Source records:
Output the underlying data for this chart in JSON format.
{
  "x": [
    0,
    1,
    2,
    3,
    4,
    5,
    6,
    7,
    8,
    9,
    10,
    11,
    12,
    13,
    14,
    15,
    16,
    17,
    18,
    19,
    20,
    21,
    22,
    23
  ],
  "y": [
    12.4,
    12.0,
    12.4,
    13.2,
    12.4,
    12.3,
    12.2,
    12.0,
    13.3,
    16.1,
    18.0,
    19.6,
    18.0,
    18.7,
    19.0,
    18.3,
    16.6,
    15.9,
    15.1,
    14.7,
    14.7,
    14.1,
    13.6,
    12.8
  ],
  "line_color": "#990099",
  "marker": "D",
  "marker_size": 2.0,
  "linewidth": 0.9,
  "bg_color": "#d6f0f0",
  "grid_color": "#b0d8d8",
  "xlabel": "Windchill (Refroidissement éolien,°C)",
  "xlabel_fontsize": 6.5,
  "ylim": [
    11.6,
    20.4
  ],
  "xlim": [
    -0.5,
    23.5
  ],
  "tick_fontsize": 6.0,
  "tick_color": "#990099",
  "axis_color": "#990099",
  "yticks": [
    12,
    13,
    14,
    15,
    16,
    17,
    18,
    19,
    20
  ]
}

*Problem statement*: Set down every line of the listing above again, exactly as given.

*The response*:
Output the underlying data for this chart in JSON format.
{
  "x": [
    0,
    1,
    2,
    3,
    4,
    5,
    6,
    7,
    8,
    9,
    10,
    11,
    12,
    13,
    14,
    15,
    16,
    17,
    18,
    19,
    20,
    21,
    22,
    23
  ],
  "y": [
    12.4,
    12.0,
    12.4,
    13.2,
    12.4,
    12.3,
    12.2,
    12.0,
    13.3,
    16.1,
    18.0,
    19.6,
    18.0,
    18.7,
    19.0,
    18.3,
    16.6,
    15.9,
    15.1,
    14.7,
    14.7,
    14.1,
    13.6,
    12.8
  ],
  "line_color": "#990099",
  "marker": "D",
  "marker_size": 2.0,
  "linewidth": 0.9,
  "bg_color": "#d6f0f0",
  "grid_color": "#b0d8d8",
  "xlabel": "Windchill (Refroidissement éolien,°C)",
  "xlabel_fontsize": 6.5,
  "ylim": [
    11.6,
    20.4
  ],
  "xlim": [
    -0.5,
    23.5
  ],
  "tick_fontsize": 6.0,
  "tick_color": "#990099",
  "axis_color": "#990099",
  "yticks": [
    12,
    13,
    14,
    15,
    16,
    17,
    18,
    19,
    20
  ]
}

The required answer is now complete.